[begin DATA FOR PROCESSING]

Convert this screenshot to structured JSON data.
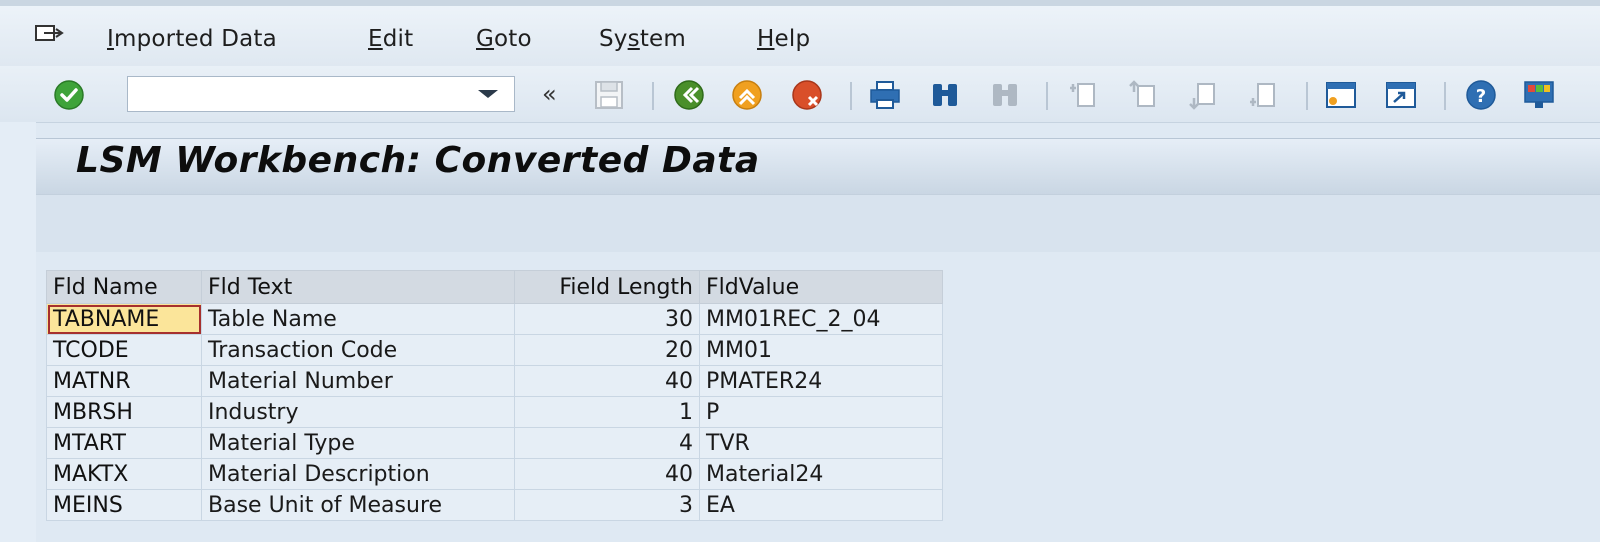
{
  "menu": {
    "items": [
      {
        "pre": "",
        "u": "I",
        "post": "mported Data"
      },
      {
        "pre": "",
        "u": "E",
        "post": "dit"
      },
      {
        "pre": "",
        "u": "G",
        "post": "oto"
      },
      {
        "pre": "Sy",
        "u": "s",
        "post": "tem"
      },
      {
        "pre": "",
        "u": "H",
        "post": "elp"
      }
    ]
  },
  "toolbar": {
    "command_value": "",
    "icons": [
      "enter-icon",
      "back-double-icon",
      "save-icon",
      "back-icon",
      "exit-icon",
      "cancel-icon",
      "print-icon",
      "find-icon",
      "find-next-icon",
      "first-page-icon",
      "previous-page-icon",
      "next-page-icon",
      "last-page-icon",
      "create-session-icon",
      "shortcut-icon",
      "help-icon",
      "customize-layout-icon"
    ],
    "colors": {
      "enter": "#3fa33a",
      "back": "#4a8f2a",
      "exit": "#f0a020",
      "cancel": "#d94f2a",
      "help": "#2f6fb3"
    }
  },
  "page": {
    "title": "LSM Workbench: Converted Data"
  },
  "table": {
    "headers": [
      "Fld Name",
      "Fld Text",
      "Field Length",
      "FldValue"
    ],
    "rows": [
      {
        "name": "TABNAME",
        "text": "Table Name",
        "length": "30",
        "value": "MM01REC_2_04"
      },
      {
        "name": "TCODE",
        "text": "Transaction Code",
        "length": "20",
        "value": "MM01"
      },
      {
        "name": "MATNR",
        "text": "Material Number",
        "length": "40",
        "value": "PMATER24"
      },
      {
        "name": "MBRSH",
        "text": "Industry",
        "length": "1",
        "value": "P"
      },
      {
        "name": "MTART",
        "text": "Material Type",
        "length": "4",
        "value": "TVR"
      },
      {
        "name": "MAKTX",
        "text": "Material Description",
        "length": "40",
        "value": "Material24"
      },
      {
        "name": "MEINS",
        "text": "Base Unit of Measure",
        "length": "3",
        "value": "EA"
      }
    ]
  }
}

[end DATA FOR PROCESSING]

* WHAT IS NEEDED
Pictures excluded, quote all the data above exactly.

* RESULT OF THE TASK
Convert this screenshot to structured JSON data.
{
  "menu": {
    "items": [
      {
        "pre": "",
        "u": "I",
        "post": "mported Data"
      },
      {
        "pre": "",
        "u": "E",
        "post": "dit"
      },
      {
        "pre": "",
        "u": "G",
        "post": "oto"
      },
      {
        "pre": "Sy",
        "u": "s",
        "post": "tem"
      },
      {
        "pre": "",
        "u": "H",
        "post": "elp"
      }
    ]
  },
  "toolbar": {
    "command_value": "",
    "icons": [
      "enter-icon",
      "back-double-icon",
      "save-icon",
      "back-icon",
      "exit-icon",
      "cancel-icon",
      "print-icon",
      "find-icon",
      "find-next-icon",
      "first-page-icon",
      "previous-page-icon",
      "next-page-icon",
      "last-page-icon",
      "create-session-icon",
      "shortcut-icon",
      "help-icon",
      "customize-layout-icon"
    ],
    "colors": {
      "enter": "#3fa33a",
      "back": "#4a8f2a",
      "exit": "#f0a020",
      "cancel": "#d94f2a",
      "help": "#2f6fb3"
    }
  },
  "page": {
    "title": "LSM Workbench: Converted Data"
  },
  "table": {
    "headers": [
      "Fld Name",
      "Fld Text",
      "Field Length",
      "FldValue"
    ],
    "rows": [
      {
        "name": "TABNAME",
        "text": "Table Name",
        "length": "30",
        "value": "MM01REC_2_04"
      },
      {
        "name": "TCODE",
        "text": "Transaction Code",
        "length": "20",
        "value": "MM01"
      },
      {
        "name": "MATNR",
        "text": "Material Number",
        "length": "40",
        "value": "PMATER24"
      },
      {
        "name": "MBRSH",
        "text": "Industry",
        "length": "1",
        "value": "P"
      },
      {
        "name": "MTART",
        "text": "Material Type",
        "length": "4",
        "value": "TVR"
      },
      {
        "name": "MAKTX",
        "text": "Material Description",
        "length": "40",
        "value": "Material24"
      },
      {
        "name": "MEINS",
        "text": "Base Unit of Measure",
        "length": "3",
        "value": "EA"
      }
    ]
  }
}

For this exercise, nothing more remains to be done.